> **What is being asked**:
The records that follow are to be repeated without alteration.

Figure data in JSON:

+++++

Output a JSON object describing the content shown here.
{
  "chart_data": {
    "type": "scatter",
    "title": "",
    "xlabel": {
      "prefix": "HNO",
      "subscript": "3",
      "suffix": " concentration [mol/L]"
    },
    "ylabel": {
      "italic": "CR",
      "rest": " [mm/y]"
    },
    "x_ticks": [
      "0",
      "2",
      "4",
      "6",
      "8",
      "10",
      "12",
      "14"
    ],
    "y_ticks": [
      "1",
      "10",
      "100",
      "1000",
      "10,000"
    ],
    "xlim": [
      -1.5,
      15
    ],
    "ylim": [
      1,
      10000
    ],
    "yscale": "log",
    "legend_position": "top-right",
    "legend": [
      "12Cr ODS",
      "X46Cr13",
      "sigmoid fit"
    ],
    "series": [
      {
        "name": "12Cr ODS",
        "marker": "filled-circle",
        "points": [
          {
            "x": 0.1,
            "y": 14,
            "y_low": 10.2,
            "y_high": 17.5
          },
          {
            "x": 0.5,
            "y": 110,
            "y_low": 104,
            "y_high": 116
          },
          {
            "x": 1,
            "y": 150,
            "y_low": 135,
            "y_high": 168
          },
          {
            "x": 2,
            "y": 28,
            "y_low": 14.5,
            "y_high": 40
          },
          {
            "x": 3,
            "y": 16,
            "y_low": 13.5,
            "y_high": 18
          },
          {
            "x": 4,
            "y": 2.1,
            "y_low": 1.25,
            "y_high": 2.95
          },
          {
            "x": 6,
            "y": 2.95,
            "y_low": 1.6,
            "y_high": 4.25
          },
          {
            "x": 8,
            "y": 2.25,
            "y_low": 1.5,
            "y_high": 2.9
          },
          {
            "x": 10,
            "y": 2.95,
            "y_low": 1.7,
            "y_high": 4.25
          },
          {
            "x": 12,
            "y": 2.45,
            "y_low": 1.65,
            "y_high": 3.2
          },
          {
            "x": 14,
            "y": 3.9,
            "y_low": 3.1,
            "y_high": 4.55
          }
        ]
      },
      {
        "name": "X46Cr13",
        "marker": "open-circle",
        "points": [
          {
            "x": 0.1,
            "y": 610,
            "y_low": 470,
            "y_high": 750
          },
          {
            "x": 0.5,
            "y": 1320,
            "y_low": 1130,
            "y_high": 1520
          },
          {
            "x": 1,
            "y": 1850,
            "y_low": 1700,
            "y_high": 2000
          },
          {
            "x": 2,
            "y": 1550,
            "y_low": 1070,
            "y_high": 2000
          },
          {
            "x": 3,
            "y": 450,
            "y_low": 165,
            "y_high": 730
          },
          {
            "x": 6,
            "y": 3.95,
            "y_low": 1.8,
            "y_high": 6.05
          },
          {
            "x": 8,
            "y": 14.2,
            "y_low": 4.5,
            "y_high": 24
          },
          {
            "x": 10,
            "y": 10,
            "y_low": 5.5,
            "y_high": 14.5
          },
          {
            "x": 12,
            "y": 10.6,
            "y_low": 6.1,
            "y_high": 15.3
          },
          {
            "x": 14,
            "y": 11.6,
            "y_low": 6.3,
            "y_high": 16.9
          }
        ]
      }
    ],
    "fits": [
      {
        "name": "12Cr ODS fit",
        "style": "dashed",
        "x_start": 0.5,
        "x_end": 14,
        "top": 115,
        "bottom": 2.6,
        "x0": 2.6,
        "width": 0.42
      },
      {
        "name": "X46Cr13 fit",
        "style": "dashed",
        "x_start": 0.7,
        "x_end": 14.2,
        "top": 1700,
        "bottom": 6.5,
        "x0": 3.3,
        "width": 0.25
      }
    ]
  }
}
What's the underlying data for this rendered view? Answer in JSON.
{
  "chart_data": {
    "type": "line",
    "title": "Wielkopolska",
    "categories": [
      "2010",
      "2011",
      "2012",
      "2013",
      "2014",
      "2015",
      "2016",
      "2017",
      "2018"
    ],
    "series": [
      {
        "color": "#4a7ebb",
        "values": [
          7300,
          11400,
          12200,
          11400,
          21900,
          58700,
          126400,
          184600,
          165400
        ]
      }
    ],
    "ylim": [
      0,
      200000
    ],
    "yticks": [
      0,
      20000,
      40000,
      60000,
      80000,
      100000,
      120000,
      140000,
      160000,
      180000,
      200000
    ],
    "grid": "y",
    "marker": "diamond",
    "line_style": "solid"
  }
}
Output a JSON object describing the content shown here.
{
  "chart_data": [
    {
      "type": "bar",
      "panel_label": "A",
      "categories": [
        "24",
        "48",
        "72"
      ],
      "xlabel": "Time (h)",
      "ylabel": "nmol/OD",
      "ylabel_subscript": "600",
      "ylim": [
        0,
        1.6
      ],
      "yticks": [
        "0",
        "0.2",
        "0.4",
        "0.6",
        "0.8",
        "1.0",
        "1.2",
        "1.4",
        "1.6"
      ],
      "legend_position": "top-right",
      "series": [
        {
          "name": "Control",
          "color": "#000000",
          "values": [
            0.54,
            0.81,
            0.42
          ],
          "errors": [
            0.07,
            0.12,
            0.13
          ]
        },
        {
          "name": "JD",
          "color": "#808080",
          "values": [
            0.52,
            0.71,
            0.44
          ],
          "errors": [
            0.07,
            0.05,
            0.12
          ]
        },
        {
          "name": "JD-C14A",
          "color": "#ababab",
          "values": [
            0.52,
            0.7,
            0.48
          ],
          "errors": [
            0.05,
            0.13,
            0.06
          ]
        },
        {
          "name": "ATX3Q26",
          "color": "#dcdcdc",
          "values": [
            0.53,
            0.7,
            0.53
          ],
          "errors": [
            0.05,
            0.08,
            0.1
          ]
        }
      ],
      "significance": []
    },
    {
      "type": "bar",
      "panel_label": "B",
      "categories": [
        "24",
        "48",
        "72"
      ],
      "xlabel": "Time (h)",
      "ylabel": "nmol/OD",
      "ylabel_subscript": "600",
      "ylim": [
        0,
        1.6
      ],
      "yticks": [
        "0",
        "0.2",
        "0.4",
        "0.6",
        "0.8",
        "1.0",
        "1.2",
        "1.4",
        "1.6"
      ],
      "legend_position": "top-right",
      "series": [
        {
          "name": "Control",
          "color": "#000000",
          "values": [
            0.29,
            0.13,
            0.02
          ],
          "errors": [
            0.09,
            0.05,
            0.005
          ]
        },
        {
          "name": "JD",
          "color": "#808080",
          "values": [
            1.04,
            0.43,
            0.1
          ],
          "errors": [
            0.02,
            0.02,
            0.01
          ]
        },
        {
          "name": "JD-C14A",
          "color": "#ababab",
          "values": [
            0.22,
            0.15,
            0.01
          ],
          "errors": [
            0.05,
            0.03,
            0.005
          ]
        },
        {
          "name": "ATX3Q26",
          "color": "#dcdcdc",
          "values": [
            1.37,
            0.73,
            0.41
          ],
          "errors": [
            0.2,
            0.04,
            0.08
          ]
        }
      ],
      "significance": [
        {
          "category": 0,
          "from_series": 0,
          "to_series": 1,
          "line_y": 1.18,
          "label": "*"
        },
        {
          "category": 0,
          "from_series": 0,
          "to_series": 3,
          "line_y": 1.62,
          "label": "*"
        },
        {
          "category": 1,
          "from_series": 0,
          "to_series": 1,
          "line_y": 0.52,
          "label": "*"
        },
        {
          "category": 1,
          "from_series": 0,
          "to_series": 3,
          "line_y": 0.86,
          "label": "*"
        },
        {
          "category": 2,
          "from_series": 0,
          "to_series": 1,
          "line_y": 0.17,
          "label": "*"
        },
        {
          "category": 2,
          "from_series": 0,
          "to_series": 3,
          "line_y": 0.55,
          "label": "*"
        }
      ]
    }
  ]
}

+++++

> **Completed task**:
Output a JSON object describing the content shown here.
{
  "chart_data": {
    "type": "scatter",
    "title": "",
    "xlabel": {
      "prefix": "HNO",
      "subscript": "3",
      "suffix": " concentration [mol/L]"
    },
    "ylabel": {
      "italic": "CR",
      "rest": " [mm/y]"
    },
    "x_ticks": [
      "0",
      "2",
      "4",
      "6",
      "8",
      "10",
      "12",
      "14"
    ],
    "y_ticks": [
      "1",
      "10",
      "100",
      "1000",
      "10,000"
    ],
    "xlim": [
      -1.5,
      15
    ],
    "ylim": [
      1,
      10000
    ],
    "yscale": "log",
    "legend_position": "top-right",
    "legend": [
      "12Cr ODS",
      "X46Cr13",
      "sigmoid fit"
    ],
    "series": [
      {
        "name": "12Cr ODS",
        "marker": "filled-circle",
        "points": [
          {
            "x": 0.1,
            "y": 14,
            "y_low": 10.2,
            "y_high": 17.5
          },
          {
            "x": 0.5,
            "y": 110,
            "y_low": 104,
            "y_high": 116
          },
          {
            "x": 1,
            "y": 150,
            "y_low": 135,
            "y_high": 168
          },
          {
            "x": 2,
            "y": 28,
            "y_low": 14.5,
            "y_high": 40
          },
          {
            "x": 3,
            "y": 16,
            "y_low": 13.5,
            "y_high": 18
          },
          {
            "x": 4,
            "y": 2.1,
            "y_low": 1.25,
            "y_high": 2.95
          },
          {
            "x": 6,
            "y": 2.95,
            "y_low": 1.6,
            "y_high": 4.25
          },
          {
            "x": 8,
            "y": 2.25,
            "y_low": 1.5,
            "y_high": 2.9
          },
          {
            "x": 10,
            "y": 2.95,
            "y_low": 1.7,
            "y_high": 4.25
          },
          {
            "x": 12,
            "y": 2.45,
            "y_low": 1.65,
            "y_high": 3.2
          },
          {
            "x": 14,
            "y": 3.9,
            "y_low": 3.1,
            "y_high": 4.55
          }
        ]
      },
      {
        "name": "X46Cr13",
        "marker": "open-circle",
        "points": [
          {
            "x": 0.1,
            "y": 610,
            "y_low": 470,
            "y_high": 750
          },
          {
            "x": 0.5,
            "y": 1320,
            "y_low": 1130,
            "y_high": 1520
          },
          {
            "x": 1,
            "y": 1850,
            "y_low": 1700,
            "y_high": 2000
          },
          {
            "x": 2,
            "y": 1550,
            "y_low": 1070,
            "y_high": 2000
          },
          {
            "x": 3,
            "y": 450,
            "y_low": 165,
            "y_high": 730
          },
          {
            "x": 6,
            "y": 3.95,
            "y_low": 1.8,
            "y_high": 6.05
          },
          {
            "x": 8,
            "y": 14.2,
            "y_low": 4.5,
            "y_high": 24
          },
          {
            "x": 10,
            "y": 10,
            "y_low": 5.5,
            "y_high": 14.5
          },
          {
            "x": 12,
            "y": 10.6,
            "y_low": 6.1,
            "y_high": 15.3
          },
          {
            "x": 14,
            "y": 11.6,
            "y_low": 6.3,
            "y_high": 16.9
          }
        ]
      }
    ],
    "fits": [
      {
        "name": "12Cr ODS fit",
        "style": "dashed",
        "x_start": 0.5,
        "x_end": 14,
        "top": 115,
        "bottom": 2.6,
        "x0": 2.6,
        "width": 0.42
      },
      {
        "name": "X46Cr13 fit",
        "style": "dashed",
        "x_start": 0.7,
        "x_end": 14.2,
        "top": 1700,
        "bottom": 6.5,
        "x0": 3.3,
        "width": 0.25
      }
    ]
  }
}
What's the underlying data for this rendered view? Answer in JSON.
{
  "chart_data": {
    "type": "line",
    "title": "Wielkopolska",
    "categories": [
      "2010",
      "2011",
      "2012",
      "2013",
      "2014",
      "2015",
      "2016",
      "2017",
      "2018"
    ],
    "series": [
      {
        "color": "#4a7ebb",
        "values": [
          7300,
          11400,
          12200,
          11400,
          21900,
          58700,
          126400,
          184600,
          165400
        ]
      }
    ],
    "ylim": [
      0,
      200000
    ],
    "yticks": [
      0,
      20000,
      40000,
      60000,
      80000,
      100000,
      120000,
      140000,
      160000,
      180000,
      200000
    ],
    "grid": "y",
    "marker": "diamond",
    "line_style": "solid"
  }
}
Output a JSON object describing the content shown here.
{
  "chart_data": [
    {
      "type": "bar",
      "panel_label": "A",
      "categories": [
        "24",
        "48",
        "72"
      ],
      "xlabel": "Time (h)",
      "ylabel": "nmol/OD",
      "ylabel_subscript": "600",
      "ylim": [
        0,
        1.6
      ],
      "yticks": [
        "0",
        "0.2",
        "0.4",
        "0.6",
        "0.8",
        "1.0",
        "1.2",
        "1.4",
        "1.6"
      ],
      "legend_position": "top-right",
      "series": [
        {
          "name": "Control",
          "color": "#000000",
          "values": [
            0.54,
            0.81,
            0.42
          ],
          "errors": [
            0.07,
            0.12,
            0.13
          ]
        },
        {
          "name": "JD",
          "color": "#808080",
          "values": [
            0.52,
            0.71,
            0.44
          ],
          "errors": [
            0.07,
            0.05,
            0.12
          ]
        },
        {
          "name": "JD-C14A",
          "color": "#ababab",
          "values": [
            0.52,
            0.7,
            0.48
          ],
          "errors": [
            0.05,
            0.13,
            0.06
          ]
        },
        {
          "name": "ATX3Q26",
          "color": "#dcdcdc",
          "values": [
            0.53,
            0.7,
            0.53
          ],
          "errors": [
            0.05,
            0.08,
            0.1
          ]
        }
      ],
      "significance": []
    },
    {
      "type": "bar",
      "panel_label": "B",
      "categories": [
        "24",
        "48",
        "72"
      ],
      "xlabel": "Time (h)",
      "ylabel": "nmol/OD",
      "ylabel_subscript": "600",
      "ylim": [
        0,
        1.6
      ],
      "yticks": [
        "0",
        "0.2",
        "0.4",
        "0.6",
        "0.8",
        "1.0",
        "1.2",
        "1.4",
        "1.6"
      ],
      "legend_position": "top-right",
      "series": [
        {
          "name": "Control",
          "color": "#000000",
          "values": [
            0.29,
            0.13,
            0.02
          ],
          "errors": [
            0.09,
            0.05,
            0.005
          ]
        },
        {
          "name": "JD",
          "color": "#808080",
          "values": [
            1.04,
            0.43,
            0.1
          ],
          "errors": [
            0.02,
            0.02,
            0.01
          ]
        },
        {
          "name": "JD-C14A",
          "color": "#ababab",
          "values": [
            0.22,
            0.15,
            0.01
          ],
          "errors": [
            0.05,
            0.03,
            0.005
          ]
        },
        {
          "name": "ATX3Q26",
          "color": "#dcdcdc",
          "values": [
            1.37,
            0.73,
            0.41
          ],
          "errors": [
            0.2,
            0.04,
            0.08
          ]
        }
      ],
      "significance": [
        {
          "category": 0,
          "from_series": 0,
          "to_series": 1,
          "line_y": 1.18,
          "label": "*"
        },
        {
          "category": 0,
          "from_series": 0,
          "to_series": 3,
          "line_y": 1.62,
          "label": "*"
        },
        {
          "category": 1,
          "from_series": 0,
          "to_series": 1,
          "line_y": 0.52,
          "label": "*"
        },
        {
          "category": 1,
          "from_series": 0,
          "to_series": 3,
          "line_y": 0.86,
          "label": "*"
        },
        {
          "category": 2,
          "from_series": 0,
          "to_series": 1,
          "line_y": 0.17,
          "label": "*"
        },
        {
          "category": 2,
          "from_series": 0,
          "to_series": 3,
          "line_y": 0.55,
          "label": "*"
        }
      ]
    }
  ]
}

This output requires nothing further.